◆ **Material for this task**:

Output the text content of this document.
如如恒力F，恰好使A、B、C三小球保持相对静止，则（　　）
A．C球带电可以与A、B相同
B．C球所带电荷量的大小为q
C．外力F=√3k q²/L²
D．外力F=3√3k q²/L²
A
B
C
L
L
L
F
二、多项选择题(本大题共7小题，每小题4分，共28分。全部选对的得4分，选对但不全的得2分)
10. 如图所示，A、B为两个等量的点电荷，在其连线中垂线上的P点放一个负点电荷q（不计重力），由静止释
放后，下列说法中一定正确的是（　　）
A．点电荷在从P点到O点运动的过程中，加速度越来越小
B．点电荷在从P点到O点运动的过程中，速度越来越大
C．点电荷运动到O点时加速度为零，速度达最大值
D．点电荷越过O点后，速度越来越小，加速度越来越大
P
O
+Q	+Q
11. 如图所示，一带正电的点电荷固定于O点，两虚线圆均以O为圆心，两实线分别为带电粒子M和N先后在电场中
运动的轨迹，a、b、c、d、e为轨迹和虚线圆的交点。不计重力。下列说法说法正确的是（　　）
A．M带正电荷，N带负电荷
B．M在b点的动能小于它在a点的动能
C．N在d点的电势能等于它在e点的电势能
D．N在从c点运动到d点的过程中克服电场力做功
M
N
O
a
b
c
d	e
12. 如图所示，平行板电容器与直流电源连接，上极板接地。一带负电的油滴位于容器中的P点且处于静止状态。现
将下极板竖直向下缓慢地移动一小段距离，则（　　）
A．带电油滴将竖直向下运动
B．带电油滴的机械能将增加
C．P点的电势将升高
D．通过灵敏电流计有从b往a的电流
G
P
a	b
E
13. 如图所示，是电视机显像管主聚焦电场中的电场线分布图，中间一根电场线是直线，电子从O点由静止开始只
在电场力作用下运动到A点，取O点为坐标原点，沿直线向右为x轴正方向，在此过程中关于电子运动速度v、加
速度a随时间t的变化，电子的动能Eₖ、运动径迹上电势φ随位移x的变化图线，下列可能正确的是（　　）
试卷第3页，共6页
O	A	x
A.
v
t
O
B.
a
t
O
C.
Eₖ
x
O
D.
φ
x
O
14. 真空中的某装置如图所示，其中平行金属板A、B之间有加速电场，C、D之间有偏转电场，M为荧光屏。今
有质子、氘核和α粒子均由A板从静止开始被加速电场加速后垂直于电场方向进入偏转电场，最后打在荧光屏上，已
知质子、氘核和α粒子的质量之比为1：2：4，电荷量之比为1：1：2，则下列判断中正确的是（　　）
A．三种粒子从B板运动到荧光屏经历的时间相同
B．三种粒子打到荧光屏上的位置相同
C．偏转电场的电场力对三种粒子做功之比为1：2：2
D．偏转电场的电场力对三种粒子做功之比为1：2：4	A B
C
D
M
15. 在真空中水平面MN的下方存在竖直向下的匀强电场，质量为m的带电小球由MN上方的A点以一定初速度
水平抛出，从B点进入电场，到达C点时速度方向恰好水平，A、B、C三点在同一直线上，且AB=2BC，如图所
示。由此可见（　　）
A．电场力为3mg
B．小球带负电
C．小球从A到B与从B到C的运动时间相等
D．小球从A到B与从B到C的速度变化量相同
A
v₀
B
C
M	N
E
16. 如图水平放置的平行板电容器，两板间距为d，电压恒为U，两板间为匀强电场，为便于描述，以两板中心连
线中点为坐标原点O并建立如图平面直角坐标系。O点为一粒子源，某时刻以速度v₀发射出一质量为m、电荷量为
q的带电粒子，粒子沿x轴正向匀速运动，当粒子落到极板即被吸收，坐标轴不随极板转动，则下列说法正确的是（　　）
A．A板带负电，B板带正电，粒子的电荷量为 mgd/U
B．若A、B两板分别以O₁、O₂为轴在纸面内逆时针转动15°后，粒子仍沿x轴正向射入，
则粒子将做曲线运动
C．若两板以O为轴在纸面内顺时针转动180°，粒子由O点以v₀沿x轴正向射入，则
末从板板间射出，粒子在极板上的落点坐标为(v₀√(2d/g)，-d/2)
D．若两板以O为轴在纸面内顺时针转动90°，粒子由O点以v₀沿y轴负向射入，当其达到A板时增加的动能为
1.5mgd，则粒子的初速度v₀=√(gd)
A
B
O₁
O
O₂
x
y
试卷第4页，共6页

◆ **Requirement**: Transcribe every line of the data, exactly as it stands.

◆ **Response**:
Output the text content of this document.
如如恒力F，恰好使A、B、C三小球保持相对静止，则（　　）
A．C球带电可以与A、B相同
B．C球所带电荷量的大小为q
C．外力F=√3k q²/L²
D．外力F=3√3k q²/L²
A
B
C
L
L
L
F
二、多项选择题(本大题共7小题，每小题4分，共28分。全部选对的得4分，选对但不全的得2分)
10. 如图所示，A、B为两个等量的点电荷，在其连线中垂线上的P点放一个负点电荷q（不计重力），由静止释
放后，下列说法中一定正确的是（　　）
A．点电荷在从P点到O点运动的过程中，加速度越来越小
B．点电荷在从P点到O点运动的过程中，速度越来越大
C．点电荷运动到O点时加速度为零，速度达最大值
D．点电荷越过O点后，速度越来越小，加速度越来越大
P
O
+Q	+Q
11. 如图所示，一带正电的点电荷固定于O点，两虚线圆均以O为圆心，两实线分别为带电粒子M和N先后在电场中
运动的轨迹，a、b、c、d、e为轨迹和虚线圆的交点。不计重力。下列说法说法正确的是（　　）
A．M带正电荷，N带负电荷
B．M在b点的动能小于它在a点的动能
C．N在d点的电势能等于它在e点的电势能
D．N在从c点运动到d点的过程中克服电场力做功
M
N
O
a
b
c
d	e
12. 如图所示，平行板电容器与直流电源连接，上极板接地。一带负电的油滴位于容器中的P点且处于静止状态。现
将下极板竖直向下缓慢地移动一小段距离，则（　　）
A．带电油滴将竖直向下运动
B．带电油滴的机械能将增加
C．P点的电势将升高
D．通过灵敏电流计有从b往a的电流
G
P
a	b
E
13. 如图所示，是电视机显像管主聚焦电场中的电场线分布图，中间一根电场线是直线，电子从O点由静止开始只
在电场力作用下运动到A点，取O点为坐标原点，沿直线向右为x轴正方向，在此过程中关于电子运动速度v、加
速度a随时间t的变化，电子的动能Eₖ、运动径迹上电势φ随位移x的变化图线，下列可能正确的是（　　）
试卷第3页，共6页
O	A	x
A.
v
t
O
B.
a
t
O
C.
Eₖ
x
O
D.
φ
x
O
14. 真空中的某装置如图所示，其中平行金属板A、B之间有加速电场，C、D之间有偏转电场，M为荧光屏。今
有质子、氘核和α粒子均由A板从静止开始被加速电场加速后垂直于电场方向进入偏转电场，最后打在荧光屏上，已
知质子、氘核和α粒子的质量之比为1：2：4，电荷量之比为1：1：2，则下列判断中正确的是（　　）
A．三种粒子从B板运动到荧光屏经历的时间相同
B．三种粒子打到荧光屏上的位置相同
C．偏转电场的电场力对三种粒子做功之比为1：2：2
D．偏转电场的电场力对三种粒子做功之比为1：2：4	A B
C
D
M
15. 在真空中水平面MN的下方存在竖直向下的匀强电场，质量为m的带电小球由MN上方的A点以一定初速度
水平抛出，从B点进入电场，到达C点时速度方向恰好水平，A、B、C三点在同一直线上，且AB=2BC，如图所
示。由此可见（　　）
A．电场力为3mg
B．小球带负电
C．小球从A到B与从B到C的运动时间相等
D．小球从A到B与从B到C的速度变化量相同
A
v₀
B
C
M	N
E
16. 如图水平放置的平行板电容器，两板间距为d，电压恒为U，两板间为匀强电场，为便于描述，以两板中心连
线中点为坐标原点O并建立如图平面直角坐标系。O点为一粒子源，某时刻以速度v₀发射出一质量为m、电荷量为
q的带电粒子，粒子沿x轴正向匀速运动，当粒子落到极板即被吸收，坐标轴不随极板转动，则下列说法正确的是（　　）
A．A板带负电，B板带正电，粒子的电荷量为 mgd/U
B．若A、B两板分别以O₁、O₂为轴在纸面内逆时针转动15°后，粒子仍沿x轴正向射入，
则粒子将做曲线运动
C．若两板以O为轴在纸面内顺时针转动180°，粒子由O点以v₀沿x轴正向射入，则
末从板板间射出，粒子在极板上的落点坐标为(v₀√(2d/g)，-d/2)
D．若两板以O为轴在纸面内顺时针转动90°，粒子由O点以v₀沿y轴负向射入，当其达到A板时增加的动能为
1.5mgd，则粒子的初速度v₀=√(gd)
A
B
O₁
O
O₂
x
y
试卷第4页，共6页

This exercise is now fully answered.